(Dataset records)
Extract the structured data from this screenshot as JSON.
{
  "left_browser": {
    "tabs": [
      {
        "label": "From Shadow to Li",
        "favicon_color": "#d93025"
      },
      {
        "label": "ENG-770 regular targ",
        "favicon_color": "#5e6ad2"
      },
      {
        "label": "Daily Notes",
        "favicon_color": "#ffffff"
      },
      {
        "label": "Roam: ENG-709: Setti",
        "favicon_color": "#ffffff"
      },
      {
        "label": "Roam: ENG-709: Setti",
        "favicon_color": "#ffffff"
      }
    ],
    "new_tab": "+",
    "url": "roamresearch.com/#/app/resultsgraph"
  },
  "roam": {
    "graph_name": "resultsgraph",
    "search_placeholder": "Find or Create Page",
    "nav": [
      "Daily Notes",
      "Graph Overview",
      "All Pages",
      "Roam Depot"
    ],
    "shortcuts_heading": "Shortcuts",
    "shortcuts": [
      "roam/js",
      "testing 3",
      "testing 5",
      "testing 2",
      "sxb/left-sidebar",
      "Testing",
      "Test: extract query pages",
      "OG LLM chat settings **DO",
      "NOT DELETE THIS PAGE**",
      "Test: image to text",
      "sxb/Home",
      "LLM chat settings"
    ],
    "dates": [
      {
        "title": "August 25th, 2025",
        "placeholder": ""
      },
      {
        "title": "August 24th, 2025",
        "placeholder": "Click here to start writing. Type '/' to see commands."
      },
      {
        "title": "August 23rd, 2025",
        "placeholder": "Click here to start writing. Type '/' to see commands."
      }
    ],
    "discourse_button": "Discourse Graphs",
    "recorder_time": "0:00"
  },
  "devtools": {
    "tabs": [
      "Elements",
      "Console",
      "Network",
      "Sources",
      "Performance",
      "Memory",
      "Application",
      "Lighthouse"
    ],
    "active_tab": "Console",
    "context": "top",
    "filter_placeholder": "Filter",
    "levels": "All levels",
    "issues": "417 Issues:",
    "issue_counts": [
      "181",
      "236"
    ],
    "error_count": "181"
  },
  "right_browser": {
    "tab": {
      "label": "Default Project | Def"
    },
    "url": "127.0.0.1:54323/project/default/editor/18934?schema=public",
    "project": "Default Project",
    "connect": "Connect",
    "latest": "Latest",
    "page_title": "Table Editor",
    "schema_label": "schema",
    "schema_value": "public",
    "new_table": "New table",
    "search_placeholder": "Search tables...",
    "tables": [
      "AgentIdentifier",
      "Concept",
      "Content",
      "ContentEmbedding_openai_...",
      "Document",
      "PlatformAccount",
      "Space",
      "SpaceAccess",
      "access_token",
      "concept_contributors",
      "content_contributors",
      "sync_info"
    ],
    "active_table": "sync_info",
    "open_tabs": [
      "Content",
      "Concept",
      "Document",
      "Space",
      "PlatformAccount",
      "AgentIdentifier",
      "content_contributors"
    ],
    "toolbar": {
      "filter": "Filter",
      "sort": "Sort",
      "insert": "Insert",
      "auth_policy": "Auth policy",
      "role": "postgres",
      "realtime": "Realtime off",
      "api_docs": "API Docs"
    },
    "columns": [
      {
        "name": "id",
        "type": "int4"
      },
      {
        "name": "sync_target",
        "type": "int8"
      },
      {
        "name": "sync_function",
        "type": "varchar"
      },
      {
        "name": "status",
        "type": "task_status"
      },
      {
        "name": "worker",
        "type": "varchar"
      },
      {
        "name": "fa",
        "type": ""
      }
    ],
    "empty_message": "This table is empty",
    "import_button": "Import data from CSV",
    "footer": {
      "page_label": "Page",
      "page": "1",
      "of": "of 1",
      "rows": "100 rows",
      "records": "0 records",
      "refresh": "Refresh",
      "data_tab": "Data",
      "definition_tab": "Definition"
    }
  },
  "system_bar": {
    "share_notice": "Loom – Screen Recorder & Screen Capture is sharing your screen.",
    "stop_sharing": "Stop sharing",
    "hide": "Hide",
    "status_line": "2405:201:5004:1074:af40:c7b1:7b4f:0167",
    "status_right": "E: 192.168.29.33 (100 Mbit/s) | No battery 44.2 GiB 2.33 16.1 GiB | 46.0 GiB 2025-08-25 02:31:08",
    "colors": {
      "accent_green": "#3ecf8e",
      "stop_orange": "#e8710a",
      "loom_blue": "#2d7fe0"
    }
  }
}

• **The problem**: Restate the whole of the material exactly.

• **Exercise response**:
Extract the structured data from this screenshot as JSON.
{
  "left_browser": {
    "tabs": [
      {
        "label": "From Shadow to Li",
        "favicon_color": "#d93025"
      },
      {
        "label": "ENG-770 regular targ",
        "favicon_color": "#5e6ad2"
      },
      {
        "label": "Daily Notes",
        "favicon_color": "#ffffff"
      },
      {
        "label": "Roam: ENG-709: Setti",
        "favicon_color": "#ffffff"
      },
      {
        "label": "Roam: ENG-709: Setti",
        "favicon_color": "#ffffff"
      }
    ],
    "new_tab": "+",
    "url": "roamresearch.com/#/app/resultsgraph"
  },
  "roam": {
    "graph_name": "resultsgraph",
    "search_placeholder": "Find or Create Page",
    "nav": [
      "Daily Notes",
      "Graph Overview",
      "All Pages",
      "Roam Depot"
    ],
    "shortcuts_heading": "Shortcuts",
    "shortcuts": [
      "roam/js",
      "testing 3",
      "testing 5",
      "testing 2",
      "sxb/left-sidebar",
      "Testing",
      "Test: extract query pages",
      "OG LLM chat settings **DO",
      "NOT DELETE THIS PAGE**",
      "Test: image to text",
      "sxb/Home",
      "LLM chat settings"
    ],
    "dates": [
      {
        "title": "August 25th, 2025",
        "placeholder": ""
      },
      {
        "title": "August 24th, 2025",
        "placeholder": "Click here to start writing. Type '/' to see commands."
      },
      {
        "title": "August 23rd, 2025",
        "placeholder": "Click here to start writing. Type '/' to see commands."
      }
    ],
    "discourse_button": "Discourse Graphs",
    "recorder_time": "0:00"
  },
  "devtools": {
    "tabs": [
      "Elements",
      "Console",
      "Network",
      "Sources",
      "Performance",
      "Memory",
      "Application",
      "Lighthouse"
    ],
    "active_tab": "Console",
    "context": "top",
    "filter_placeholder": "Filter",
    "levels": "All levels",
    "issues": "417 Issues:",
    "issue_counts": [
      "181",
      "236"
    ],
    "error_count": "181"
  },
  "right_browser": {
    "tab": {
      "label": "Default Project | Def"
    },
    "url": "127.0.0.1:54323/project/default/editor/18934?schema=public",
    "project": "Default Project",
    "connect": "Connect",
    "latest": "Latest",
    "page_title": "Table Editor",
    "schema_label": "schema",
    "schema_value": "public",
    "new_table": "New table",
    "search_placeholder": "Search tables...",
    "tables": [
      "AgentIdentifier",
      "Concept",
      "Content",
      "ContentEmbedding_openai_...",
      "Document",
      "PlatformAccount",
      "Space",
      "SpaceAccess",
      "access_token",
      "concept_contributors",
      "content_contributors",
      "sync_info"
    ],
    "active_table": "sync_info",
    "open_tabs": [
      "Content",
      "Concept",
      "Document",
      "Space",
      "PlatformAccount",
      "AgentIdentifier",
      "content_contributors"
    ],
    "toolbar": {
      "filter": "Filter",
      "sort": "Sort",
      "insert": "Insert",
      "auth_policy": "Auth policy",
      "role": "postgres",
      "realtime": "Realtime off",
      "api_docs": "API Docs"
    },
    "columns": [
      {
        "name": "id",
        "type": "int4"
      },
      {
        "name": "sync_target",
        "type": "int8"
      },
      {
        "name": "sync_function",
        "type": "varchar"
      },
      {
        "name": "status",
        "type": "task_status"
      },
      {
        "name": "worker",
        "type": "varchar"
      },
      {
        "name": "fa",
        "type": ""
      }
    ],
    "empty_message": "This table is empty",
    "import_button": "Import data from CSV",
    "footer": {
      "page_label": "Page",
      "page": "1",
      "of": "of 1",
      "rows": "100 rows",
      "records": "0 records",
      "refresh": "Refresh",
      "data_tab": "Data",
      "definition_tab": "Definition"
    }
  },
  "system_bar": {
    "share_notice": "Loom – Screen Recorder & Screen Capture is sharing your screen.",
    "stop_sharing": "Stop sharing",
    "hide": "Hide",
    "status_line": "2405:201:5004:1074:af40:c7b1:7b4f:0167",
    "status_right": "E: 192.168.29.33 (100 Mbit/s) | No battery 44.2 GiB 2.33 16.1 GiB | 46.0 GiB 2025-08-25 02:31:08",
    "colors": {
      "accent_green": "#3ecf8e",
      "stop_orange": "#e8710a",
      "loom_blue": "#2d7fe0"
    }
  }
}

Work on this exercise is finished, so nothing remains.